## Start Provided records
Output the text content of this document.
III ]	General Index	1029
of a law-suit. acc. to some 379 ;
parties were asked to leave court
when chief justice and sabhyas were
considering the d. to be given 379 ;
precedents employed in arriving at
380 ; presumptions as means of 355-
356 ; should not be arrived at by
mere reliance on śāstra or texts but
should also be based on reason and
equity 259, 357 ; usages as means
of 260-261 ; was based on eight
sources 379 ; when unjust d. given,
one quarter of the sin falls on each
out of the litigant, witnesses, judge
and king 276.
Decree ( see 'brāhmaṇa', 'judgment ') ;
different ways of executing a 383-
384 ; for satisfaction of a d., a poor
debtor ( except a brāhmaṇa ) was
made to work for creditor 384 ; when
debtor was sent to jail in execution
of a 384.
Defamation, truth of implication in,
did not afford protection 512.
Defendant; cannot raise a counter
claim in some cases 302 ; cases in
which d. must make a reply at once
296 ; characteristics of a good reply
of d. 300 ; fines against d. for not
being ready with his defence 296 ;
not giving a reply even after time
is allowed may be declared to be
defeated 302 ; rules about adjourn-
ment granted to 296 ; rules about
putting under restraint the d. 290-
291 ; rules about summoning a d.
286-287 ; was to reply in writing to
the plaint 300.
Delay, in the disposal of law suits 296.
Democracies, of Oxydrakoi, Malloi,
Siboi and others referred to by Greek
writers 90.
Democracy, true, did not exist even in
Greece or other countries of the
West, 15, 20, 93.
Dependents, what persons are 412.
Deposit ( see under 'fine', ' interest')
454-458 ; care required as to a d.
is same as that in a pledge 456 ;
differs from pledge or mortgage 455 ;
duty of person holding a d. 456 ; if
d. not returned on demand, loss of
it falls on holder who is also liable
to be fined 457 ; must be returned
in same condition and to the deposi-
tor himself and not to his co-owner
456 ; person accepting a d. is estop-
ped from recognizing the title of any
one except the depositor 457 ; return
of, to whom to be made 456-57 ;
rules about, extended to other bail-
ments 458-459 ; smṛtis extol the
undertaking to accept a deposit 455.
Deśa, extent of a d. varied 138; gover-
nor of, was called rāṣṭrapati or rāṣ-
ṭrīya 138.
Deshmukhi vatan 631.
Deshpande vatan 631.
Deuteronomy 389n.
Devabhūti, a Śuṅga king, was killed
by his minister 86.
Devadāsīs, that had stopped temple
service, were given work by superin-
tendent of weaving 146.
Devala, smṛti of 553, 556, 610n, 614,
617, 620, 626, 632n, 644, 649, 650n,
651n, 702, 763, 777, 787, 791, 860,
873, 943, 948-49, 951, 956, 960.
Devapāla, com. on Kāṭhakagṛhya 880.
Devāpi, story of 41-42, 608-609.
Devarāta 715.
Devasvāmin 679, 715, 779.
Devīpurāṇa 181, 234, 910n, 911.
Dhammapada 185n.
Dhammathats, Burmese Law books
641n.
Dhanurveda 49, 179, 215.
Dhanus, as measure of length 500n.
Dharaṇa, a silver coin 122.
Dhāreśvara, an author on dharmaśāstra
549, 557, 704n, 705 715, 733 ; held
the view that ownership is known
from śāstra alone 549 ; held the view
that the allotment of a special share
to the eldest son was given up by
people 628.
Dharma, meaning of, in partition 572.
## End Provided records
*Problem description*
Return the entries above exactly, each one complete.

*Solution for this problem*
Output the text content of this document.
III ]	General Index	1029
of a law-suit. acc. to some 379 ;
parties were asked to leave court
when chief justice and sabhyas were
considering the d. to be given 379 ;
precedents employed in arriving at
380 ; presumptions as means of 355-
356 ; should not be arrived at by
mere reliance on śāstra or texts but
should also be based on reason and
equity 259, 357 ; usages as means
of 260-261 ; was based on eight
sources 379 ; when unjust d. given,
one quarter of the sin falls on each
out of the litigant, witnesses, judge
and king 276.
Decree ( see 'brāhmaṇa', 'judgment ') ;
different ways of executing a 383-
384 ; for satisfaction of a d., a poor
debtor ( except a brāhmaṇa ) was
made to work for creditor 384 ; when
debtor was sent to jail in execution
of a 384.
Defamation, truth of implication in,
did not afford protection 512.
Defendant; cannot raise a counter
claim in some cases 302 ; cases in
which d. must make a reply at once
296 ; characteristics of a good reply
of d. 300 ; fines against d. for not
being ready with his defence 296 ;
not giving a reply even after time
is allowed may be declared to be
defeated 302 ; rules about adjourn-
ment granted to 296 ; rules about
putting under restraint the d. 290-
291 ; rules about summoning a d.
286-287 ; was to reply in writing to
the plaint 300.
Delay, in the disposal of law suits 296.
Democracies, of Oxydrakoi, Malloi,
Siboi and others referred to by Greek
writers 90.
Democracy, true, did not exist even in
Greece or other countries of the
West, 15, 20, 93.
Dependents, what persons are 412.
Deposit ( see under 'fine', ' interest')
454-458 ; care required as to a d.
is same as that in a pledge 456 ;
differs from pledge or mortgage 455 ;
duty of person holding a d. 456 ; if
d. not returned on demand, loss of
it falls on holder who is also liable
to be fined 457 ; must be returned
in same condition and to the deposi-
tor himself and not to his co-owner
456 ; person accepting a d. is estop-
ped from recognizing the title of any
one except the depositor 457 ; return
of, to whom to be made 456-57 ;
rules about, extended to other bail-
ments 458-459 ; smṛtis extol the
undertaking to accept a deposit 455.
Deśa, extent of a d. varied 138; gover-
nor of, was called rāṣṭrapati or rāṣ-
ṭrīya 138.
Deshmukhi vatan 631.
Deshpande vatan 631.
Deuteronomy 389n.
Devabhūti, a Śuṅga king, was killed
by his minister 86.
Devadāsīs, that had stopped temple
service, were given work by superin-
tendent of weaving 146.
Devala, smṛti of 553, 556, 610n, 614,
617, 620, 626, 632n, 644, 649, 650n,
651n, 702, 763, 777, 787, 791, 860,
873, 943, 948-49, 951, 956, 960.
Devapāla, com. on Kāṭhakagṛhya 880.
Devāpi, story of 41-42, 608-609.
Devarāta 715.
Devasvāmin 679, 715, 779.
Devīpurāṇa 181, 234, 910n, 911.
Dhammapada 185n.
Dhammathats, Burmese Law books
641n.
Dhanurveda 49, 179, 215.
Dhanus, as measure of length 500n.
Dharaṇa, a silver coin 122.
Dhāreśvara, an author on dharmaśāstra
549, 557, 704n, 705 715, 733 ; held
the view that ownership is known
from śāstra alone 549 ; held the view
that the allotment of a special share
to the eldest son was given up by
people 628.
Dharma, meaning of, in partition 572.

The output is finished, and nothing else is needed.